▸ What this task involves:
Isolate every line in the records below with "sell" in it.

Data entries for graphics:
---------------
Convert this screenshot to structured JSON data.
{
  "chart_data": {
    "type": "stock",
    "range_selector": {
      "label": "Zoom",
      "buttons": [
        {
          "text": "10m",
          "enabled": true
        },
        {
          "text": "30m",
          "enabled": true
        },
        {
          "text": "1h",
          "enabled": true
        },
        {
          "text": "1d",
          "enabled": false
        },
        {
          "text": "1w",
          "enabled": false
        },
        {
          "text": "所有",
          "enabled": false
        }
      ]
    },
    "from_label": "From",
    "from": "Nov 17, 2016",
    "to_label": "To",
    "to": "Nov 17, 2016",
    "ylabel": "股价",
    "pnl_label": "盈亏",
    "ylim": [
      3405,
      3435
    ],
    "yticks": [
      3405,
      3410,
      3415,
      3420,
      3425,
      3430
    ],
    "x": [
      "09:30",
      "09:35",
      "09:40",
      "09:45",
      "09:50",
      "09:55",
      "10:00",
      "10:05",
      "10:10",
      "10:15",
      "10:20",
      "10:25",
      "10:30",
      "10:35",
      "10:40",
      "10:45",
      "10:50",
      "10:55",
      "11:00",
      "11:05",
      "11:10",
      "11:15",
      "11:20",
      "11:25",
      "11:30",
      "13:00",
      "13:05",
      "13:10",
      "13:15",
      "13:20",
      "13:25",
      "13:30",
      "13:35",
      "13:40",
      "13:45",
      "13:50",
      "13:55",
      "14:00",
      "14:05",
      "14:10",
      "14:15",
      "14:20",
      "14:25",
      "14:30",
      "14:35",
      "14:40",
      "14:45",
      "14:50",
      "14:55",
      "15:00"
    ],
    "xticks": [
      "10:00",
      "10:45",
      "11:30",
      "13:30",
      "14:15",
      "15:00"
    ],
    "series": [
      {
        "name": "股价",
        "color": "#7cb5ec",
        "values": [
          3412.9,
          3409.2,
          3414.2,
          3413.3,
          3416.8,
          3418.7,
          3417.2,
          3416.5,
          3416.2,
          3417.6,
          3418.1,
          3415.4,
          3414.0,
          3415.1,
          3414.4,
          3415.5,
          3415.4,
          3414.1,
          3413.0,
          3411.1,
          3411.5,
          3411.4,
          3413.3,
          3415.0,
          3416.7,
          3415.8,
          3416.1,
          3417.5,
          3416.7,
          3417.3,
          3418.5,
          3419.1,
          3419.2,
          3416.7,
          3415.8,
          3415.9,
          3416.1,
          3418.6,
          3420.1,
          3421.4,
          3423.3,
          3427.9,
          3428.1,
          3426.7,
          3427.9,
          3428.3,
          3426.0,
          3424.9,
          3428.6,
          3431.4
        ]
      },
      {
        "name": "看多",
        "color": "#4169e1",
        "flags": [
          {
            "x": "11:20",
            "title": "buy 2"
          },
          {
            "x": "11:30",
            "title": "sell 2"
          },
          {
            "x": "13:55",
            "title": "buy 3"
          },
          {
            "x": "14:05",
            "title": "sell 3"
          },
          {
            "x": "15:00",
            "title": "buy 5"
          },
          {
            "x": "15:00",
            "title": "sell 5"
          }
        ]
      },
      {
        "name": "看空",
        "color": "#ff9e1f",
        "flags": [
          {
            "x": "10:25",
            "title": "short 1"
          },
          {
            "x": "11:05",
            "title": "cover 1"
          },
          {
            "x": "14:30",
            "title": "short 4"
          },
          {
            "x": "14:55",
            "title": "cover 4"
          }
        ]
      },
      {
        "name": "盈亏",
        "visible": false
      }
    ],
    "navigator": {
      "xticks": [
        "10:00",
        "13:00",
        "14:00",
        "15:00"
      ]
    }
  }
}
---------------
▸ Solution:
            "title": "sell 2"
            "title": "sell 3"
            "title": "sell 5"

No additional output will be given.